** start Supplied records **

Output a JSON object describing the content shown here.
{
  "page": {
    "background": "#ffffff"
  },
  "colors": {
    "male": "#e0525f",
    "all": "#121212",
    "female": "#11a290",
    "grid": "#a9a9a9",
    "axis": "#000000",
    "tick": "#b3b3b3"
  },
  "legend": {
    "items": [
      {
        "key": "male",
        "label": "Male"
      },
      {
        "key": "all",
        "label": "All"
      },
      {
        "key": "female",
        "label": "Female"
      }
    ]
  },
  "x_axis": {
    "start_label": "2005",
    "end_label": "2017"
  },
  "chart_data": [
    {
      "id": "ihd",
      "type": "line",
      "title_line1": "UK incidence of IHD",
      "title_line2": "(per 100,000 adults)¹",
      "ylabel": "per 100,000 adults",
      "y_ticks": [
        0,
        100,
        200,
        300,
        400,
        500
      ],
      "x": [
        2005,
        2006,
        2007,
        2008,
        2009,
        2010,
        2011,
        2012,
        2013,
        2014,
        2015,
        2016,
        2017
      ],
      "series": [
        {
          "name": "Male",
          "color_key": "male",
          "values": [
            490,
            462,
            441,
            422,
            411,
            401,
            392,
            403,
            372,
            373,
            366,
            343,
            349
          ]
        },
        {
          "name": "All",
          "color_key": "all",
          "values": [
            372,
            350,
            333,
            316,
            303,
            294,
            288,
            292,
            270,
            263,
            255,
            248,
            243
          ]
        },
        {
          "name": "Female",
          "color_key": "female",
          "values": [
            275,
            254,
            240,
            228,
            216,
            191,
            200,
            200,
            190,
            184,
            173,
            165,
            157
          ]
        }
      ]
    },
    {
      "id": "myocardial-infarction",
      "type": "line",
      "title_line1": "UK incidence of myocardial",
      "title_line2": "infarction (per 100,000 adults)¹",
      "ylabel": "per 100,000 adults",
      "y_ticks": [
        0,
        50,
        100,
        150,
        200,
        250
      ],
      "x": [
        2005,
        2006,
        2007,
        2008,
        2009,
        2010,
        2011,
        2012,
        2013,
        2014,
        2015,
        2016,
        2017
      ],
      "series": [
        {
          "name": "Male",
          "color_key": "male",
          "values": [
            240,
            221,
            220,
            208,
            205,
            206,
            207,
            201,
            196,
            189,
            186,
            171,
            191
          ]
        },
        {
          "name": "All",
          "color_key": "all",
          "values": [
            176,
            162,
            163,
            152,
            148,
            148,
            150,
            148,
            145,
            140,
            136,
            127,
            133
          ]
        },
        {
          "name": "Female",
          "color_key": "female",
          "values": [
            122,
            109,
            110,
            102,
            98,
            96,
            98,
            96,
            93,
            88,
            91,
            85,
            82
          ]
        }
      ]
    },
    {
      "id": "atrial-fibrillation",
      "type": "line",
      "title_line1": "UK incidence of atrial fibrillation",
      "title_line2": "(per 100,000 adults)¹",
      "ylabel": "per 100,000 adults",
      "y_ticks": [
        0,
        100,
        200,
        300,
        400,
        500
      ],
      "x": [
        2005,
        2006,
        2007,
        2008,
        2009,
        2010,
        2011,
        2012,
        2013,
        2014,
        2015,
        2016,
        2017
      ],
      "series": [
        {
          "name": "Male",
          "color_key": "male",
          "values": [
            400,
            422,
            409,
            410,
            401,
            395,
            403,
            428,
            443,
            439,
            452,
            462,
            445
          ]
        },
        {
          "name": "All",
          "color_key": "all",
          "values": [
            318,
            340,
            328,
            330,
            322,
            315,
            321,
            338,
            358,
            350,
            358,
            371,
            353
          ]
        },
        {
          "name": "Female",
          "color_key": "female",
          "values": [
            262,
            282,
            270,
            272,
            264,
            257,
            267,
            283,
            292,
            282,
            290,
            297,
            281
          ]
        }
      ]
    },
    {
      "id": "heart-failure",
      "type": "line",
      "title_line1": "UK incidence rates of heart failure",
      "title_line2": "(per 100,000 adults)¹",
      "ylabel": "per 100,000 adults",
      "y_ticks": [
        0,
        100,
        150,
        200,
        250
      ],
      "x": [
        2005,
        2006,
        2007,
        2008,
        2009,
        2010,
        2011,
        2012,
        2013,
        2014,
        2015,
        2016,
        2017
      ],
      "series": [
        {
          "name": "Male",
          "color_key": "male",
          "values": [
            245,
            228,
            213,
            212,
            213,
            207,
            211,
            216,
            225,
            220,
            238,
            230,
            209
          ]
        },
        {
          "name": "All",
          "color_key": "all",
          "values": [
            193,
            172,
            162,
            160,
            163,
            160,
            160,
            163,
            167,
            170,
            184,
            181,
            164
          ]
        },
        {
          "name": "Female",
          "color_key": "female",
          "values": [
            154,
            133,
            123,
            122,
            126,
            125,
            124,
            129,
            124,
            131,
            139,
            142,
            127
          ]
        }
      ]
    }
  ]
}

** end Supplied records **

## [Your goal]
Go through the lines above. Select every one that has the string "incidence".

## [Exercise answer]
      "title_line1": "UK incidence of IHD",
      "title_line1": "UK incidence of myocardial",
      "title_line1": "UK incidence of atrial fibrillation",
      "title_line1": "UK incidence rates of heart failure",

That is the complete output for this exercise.